• [Exercise input]:
--- START ---

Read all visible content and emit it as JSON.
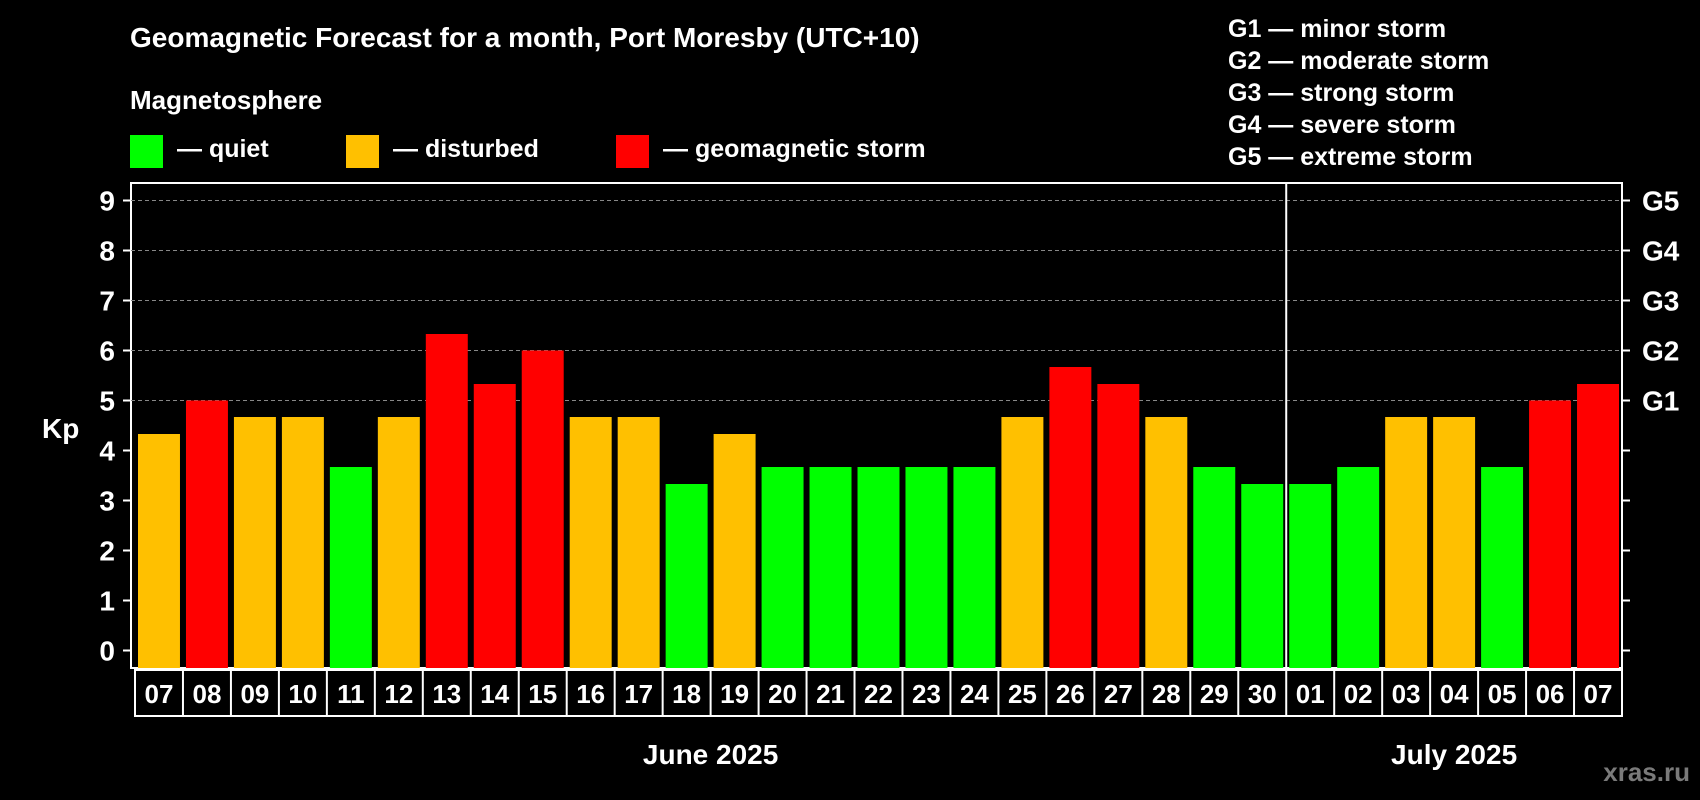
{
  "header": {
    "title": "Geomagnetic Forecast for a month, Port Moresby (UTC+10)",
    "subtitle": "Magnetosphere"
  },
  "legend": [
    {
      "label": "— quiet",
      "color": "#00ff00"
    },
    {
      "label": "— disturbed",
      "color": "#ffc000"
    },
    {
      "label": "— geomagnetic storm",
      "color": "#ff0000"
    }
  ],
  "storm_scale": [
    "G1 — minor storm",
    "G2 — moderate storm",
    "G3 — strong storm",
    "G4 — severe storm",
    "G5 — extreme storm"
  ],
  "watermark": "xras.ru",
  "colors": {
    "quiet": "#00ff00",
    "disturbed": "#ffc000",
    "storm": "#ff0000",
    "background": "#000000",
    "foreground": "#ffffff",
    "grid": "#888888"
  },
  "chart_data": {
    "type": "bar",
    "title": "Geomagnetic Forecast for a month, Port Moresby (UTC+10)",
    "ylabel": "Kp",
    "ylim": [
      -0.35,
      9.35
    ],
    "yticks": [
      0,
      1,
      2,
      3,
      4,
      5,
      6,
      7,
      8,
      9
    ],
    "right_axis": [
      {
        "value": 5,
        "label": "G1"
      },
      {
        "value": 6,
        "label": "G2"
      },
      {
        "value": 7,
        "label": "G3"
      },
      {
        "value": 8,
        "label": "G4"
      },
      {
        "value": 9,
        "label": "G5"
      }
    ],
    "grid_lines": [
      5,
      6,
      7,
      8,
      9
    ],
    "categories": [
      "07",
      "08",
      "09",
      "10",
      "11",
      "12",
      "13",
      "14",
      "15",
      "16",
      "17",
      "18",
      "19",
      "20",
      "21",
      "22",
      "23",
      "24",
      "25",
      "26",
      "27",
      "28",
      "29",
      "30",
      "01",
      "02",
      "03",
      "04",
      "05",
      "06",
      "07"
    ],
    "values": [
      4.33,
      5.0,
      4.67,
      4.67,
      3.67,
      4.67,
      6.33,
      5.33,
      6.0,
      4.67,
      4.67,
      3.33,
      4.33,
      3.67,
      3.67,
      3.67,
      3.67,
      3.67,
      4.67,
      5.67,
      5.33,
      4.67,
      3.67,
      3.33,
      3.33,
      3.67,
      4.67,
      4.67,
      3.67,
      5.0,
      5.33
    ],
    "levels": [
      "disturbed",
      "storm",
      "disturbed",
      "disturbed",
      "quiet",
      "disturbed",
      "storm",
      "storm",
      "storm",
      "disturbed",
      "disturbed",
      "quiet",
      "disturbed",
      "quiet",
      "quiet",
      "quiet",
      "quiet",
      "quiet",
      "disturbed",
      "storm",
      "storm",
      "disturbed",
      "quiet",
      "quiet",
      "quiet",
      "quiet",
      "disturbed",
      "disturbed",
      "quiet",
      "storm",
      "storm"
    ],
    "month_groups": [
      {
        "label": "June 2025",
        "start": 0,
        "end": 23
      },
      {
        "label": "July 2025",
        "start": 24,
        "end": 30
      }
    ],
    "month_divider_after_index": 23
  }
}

--- END ---
--- START ---

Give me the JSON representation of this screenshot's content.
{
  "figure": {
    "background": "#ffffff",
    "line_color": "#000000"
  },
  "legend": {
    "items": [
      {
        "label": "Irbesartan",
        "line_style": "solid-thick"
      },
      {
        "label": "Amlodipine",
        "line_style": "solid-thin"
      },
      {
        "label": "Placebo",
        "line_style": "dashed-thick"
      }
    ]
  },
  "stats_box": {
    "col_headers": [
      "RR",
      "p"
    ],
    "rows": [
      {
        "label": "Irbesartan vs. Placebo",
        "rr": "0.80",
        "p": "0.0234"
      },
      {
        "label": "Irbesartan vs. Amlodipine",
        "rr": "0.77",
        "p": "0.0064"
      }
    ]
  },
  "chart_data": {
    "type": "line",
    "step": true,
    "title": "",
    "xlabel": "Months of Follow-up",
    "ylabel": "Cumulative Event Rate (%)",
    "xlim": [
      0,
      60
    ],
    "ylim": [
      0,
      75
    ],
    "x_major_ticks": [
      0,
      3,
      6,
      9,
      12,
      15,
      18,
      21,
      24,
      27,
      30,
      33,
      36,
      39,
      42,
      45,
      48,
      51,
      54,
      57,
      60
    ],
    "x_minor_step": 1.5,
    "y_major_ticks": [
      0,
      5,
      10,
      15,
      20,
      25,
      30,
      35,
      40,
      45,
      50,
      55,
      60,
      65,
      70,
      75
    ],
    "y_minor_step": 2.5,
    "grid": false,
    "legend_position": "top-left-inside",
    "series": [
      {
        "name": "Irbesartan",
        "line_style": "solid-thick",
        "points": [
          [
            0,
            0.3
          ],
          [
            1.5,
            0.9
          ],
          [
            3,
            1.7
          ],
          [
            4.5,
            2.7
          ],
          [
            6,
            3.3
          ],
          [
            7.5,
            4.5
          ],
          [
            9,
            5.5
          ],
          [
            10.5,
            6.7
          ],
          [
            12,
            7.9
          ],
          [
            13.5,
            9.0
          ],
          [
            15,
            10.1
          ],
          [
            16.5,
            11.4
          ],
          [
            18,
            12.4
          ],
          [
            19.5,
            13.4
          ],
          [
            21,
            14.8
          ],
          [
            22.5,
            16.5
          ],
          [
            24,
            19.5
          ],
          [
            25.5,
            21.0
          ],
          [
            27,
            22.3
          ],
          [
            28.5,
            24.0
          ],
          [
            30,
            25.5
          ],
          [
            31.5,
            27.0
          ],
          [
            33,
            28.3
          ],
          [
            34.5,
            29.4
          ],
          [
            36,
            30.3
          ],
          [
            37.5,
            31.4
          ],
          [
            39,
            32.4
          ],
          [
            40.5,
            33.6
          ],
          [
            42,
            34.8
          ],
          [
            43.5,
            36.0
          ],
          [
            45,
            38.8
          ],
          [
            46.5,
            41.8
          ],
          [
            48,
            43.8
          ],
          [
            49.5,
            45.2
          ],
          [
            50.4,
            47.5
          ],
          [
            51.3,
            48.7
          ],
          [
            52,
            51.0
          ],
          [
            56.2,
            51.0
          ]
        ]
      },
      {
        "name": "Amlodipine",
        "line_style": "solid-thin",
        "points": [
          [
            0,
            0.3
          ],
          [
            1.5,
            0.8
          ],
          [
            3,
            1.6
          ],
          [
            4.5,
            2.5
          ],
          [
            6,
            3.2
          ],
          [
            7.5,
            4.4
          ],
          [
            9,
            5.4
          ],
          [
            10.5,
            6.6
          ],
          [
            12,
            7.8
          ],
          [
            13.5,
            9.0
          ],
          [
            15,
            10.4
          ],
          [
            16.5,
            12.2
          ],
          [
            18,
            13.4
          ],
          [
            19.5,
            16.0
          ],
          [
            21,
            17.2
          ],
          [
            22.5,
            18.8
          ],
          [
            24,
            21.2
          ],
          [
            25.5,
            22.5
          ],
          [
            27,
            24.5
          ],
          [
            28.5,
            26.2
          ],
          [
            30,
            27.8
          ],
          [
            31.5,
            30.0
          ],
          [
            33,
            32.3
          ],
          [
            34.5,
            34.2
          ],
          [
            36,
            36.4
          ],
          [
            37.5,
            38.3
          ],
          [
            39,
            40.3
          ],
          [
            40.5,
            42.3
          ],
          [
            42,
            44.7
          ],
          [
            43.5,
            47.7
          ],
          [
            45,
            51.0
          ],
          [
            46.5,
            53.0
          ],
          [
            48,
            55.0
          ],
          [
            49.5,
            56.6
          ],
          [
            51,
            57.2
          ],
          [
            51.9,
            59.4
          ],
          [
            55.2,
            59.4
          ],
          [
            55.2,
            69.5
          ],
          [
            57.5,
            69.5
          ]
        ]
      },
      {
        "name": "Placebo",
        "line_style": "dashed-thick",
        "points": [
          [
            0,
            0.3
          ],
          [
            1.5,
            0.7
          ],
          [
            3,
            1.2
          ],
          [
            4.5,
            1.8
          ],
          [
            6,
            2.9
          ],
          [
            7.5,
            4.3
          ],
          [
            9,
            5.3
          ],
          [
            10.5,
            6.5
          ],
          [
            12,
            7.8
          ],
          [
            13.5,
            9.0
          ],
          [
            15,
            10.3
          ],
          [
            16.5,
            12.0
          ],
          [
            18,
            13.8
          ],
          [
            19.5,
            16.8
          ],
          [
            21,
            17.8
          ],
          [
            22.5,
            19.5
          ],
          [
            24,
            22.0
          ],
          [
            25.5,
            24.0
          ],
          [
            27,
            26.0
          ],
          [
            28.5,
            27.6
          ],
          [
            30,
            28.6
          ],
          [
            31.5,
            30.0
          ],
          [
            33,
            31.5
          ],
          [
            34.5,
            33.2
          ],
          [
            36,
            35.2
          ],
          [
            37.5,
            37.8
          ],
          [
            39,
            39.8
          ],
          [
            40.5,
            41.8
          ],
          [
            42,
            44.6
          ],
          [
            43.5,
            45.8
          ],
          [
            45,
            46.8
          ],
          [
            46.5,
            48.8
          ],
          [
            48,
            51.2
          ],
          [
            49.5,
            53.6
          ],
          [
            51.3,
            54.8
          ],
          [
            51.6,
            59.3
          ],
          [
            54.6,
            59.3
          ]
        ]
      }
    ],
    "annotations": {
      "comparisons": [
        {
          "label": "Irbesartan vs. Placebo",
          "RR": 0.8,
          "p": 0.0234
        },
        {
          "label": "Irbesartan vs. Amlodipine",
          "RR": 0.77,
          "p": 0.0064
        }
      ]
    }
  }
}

--- END ---
--- START ---

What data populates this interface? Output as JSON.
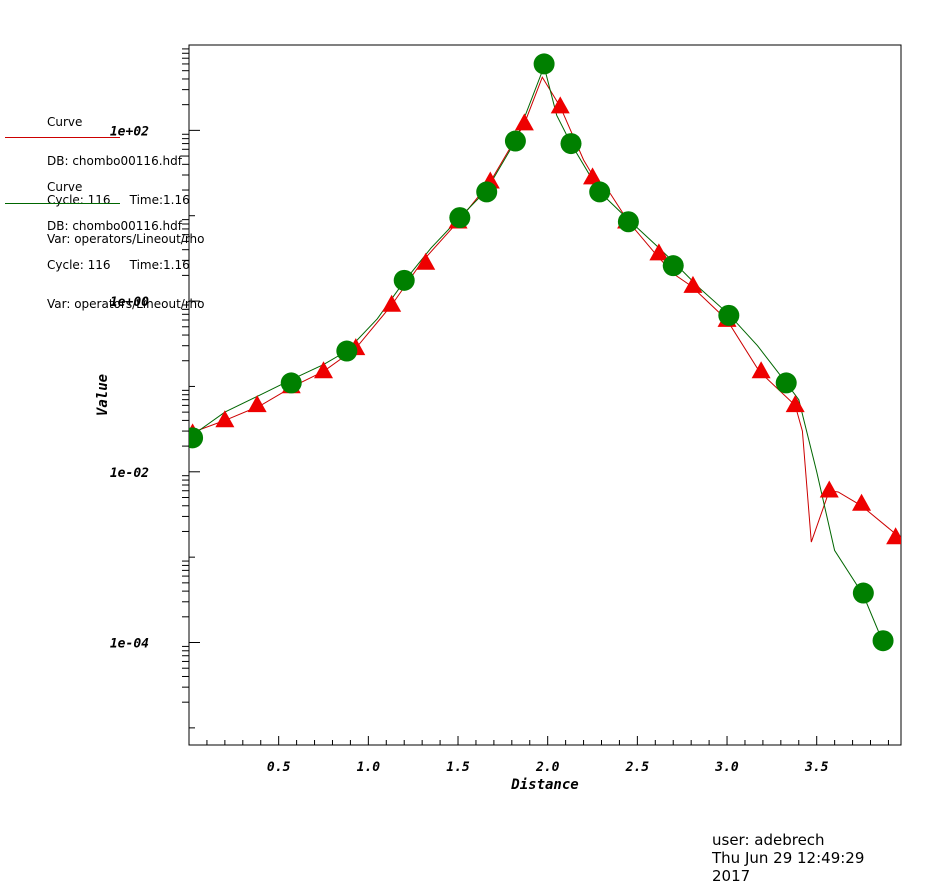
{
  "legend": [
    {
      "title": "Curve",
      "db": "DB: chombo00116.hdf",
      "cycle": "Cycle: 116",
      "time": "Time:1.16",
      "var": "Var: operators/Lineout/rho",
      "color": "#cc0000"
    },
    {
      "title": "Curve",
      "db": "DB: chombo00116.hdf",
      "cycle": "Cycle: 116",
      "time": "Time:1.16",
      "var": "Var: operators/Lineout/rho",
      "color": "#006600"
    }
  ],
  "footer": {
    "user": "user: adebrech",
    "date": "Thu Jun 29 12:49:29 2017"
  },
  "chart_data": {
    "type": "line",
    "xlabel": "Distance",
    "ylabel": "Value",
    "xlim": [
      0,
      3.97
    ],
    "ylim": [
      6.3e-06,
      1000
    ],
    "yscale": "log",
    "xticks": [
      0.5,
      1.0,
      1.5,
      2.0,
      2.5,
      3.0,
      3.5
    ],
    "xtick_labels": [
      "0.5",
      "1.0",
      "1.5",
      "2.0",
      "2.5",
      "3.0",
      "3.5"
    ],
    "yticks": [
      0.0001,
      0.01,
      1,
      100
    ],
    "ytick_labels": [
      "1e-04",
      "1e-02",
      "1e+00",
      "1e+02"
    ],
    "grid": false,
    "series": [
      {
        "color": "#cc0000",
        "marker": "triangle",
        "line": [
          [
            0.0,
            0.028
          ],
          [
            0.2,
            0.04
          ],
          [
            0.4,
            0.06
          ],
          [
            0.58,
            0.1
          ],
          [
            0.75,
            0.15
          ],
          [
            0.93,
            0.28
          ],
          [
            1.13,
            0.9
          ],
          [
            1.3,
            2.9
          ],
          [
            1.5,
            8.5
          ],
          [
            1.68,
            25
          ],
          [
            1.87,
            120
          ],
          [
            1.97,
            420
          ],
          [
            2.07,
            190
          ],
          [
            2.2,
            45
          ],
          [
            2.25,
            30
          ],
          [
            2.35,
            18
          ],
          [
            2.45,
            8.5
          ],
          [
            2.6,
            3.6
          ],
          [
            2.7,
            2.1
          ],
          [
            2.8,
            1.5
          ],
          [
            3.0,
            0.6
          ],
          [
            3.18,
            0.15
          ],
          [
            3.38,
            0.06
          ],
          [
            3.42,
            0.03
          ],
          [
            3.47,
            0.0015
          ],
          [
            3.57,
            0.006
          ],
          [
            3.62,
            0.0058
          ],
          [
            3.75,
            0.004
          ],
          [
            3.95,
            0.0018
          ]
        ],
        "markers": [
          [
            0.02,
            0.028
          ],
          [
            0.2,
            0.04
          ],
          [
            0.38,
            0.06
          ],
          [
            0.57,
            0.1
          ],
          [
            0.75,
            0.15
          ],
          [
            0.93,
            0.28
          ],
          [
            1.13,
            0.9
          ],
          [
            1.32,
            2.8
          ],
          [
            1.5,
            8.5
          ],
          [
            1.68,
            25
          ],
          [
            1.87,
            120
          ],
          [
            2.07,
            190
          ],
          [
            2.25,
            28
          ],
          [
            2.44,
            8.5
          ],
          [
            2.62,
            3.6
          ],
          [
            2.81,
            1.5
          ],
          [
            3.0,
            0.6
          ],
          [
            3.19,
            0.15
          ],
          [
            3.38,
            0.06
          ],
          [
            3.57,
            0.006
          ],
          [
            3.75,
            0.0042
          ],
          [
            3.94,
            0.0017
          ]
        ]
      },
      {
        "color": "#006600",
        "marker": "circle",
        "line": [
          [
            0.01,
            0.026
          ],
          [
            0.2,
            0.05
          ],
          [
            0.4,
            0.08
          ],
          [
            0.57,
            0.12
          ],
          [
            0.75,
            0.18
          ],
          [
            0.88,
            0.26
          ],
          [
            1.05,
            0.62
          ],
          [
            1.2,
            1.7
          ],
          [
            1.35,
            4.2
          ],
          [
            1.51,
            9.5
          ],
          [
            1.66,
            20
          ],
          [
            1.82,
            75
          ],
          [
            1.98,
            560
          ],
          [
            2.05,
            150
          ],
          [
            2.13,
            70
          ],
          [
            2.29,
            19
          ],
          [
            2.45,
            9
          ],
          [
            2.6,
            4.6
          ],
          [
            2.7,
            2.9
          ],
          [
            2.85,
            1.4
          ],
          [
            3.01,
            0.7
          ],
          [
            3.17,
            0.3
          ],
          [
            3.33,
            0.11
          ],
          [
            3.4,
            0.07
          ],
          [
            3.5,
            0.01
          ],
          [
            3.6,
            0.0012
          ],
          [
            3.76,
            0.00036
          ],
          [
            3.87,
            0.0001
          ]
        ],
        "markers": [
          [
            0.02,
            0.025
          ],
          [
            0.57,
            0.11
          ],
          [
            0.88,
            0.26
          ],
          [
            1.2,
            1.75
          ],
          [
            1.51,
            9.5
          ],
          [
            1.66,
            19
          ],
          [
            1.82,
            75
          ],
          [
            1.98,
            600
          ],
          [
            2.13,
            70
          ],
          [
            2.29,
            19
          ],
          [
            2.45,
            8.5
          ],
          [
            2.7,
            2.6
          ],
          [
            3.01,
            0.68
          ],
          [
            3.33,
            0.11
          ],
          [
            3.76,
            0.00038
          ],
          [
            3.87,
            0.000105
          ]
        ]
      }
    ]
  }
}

--- END ---

• [Exercise instructions]:
Filter the records down to the lines that contain the string "name", and copy those lines.

• [Exercise result]:
        "name": "Irbesartan",
        "name": "Amlodipine",
        "name": "Placebo",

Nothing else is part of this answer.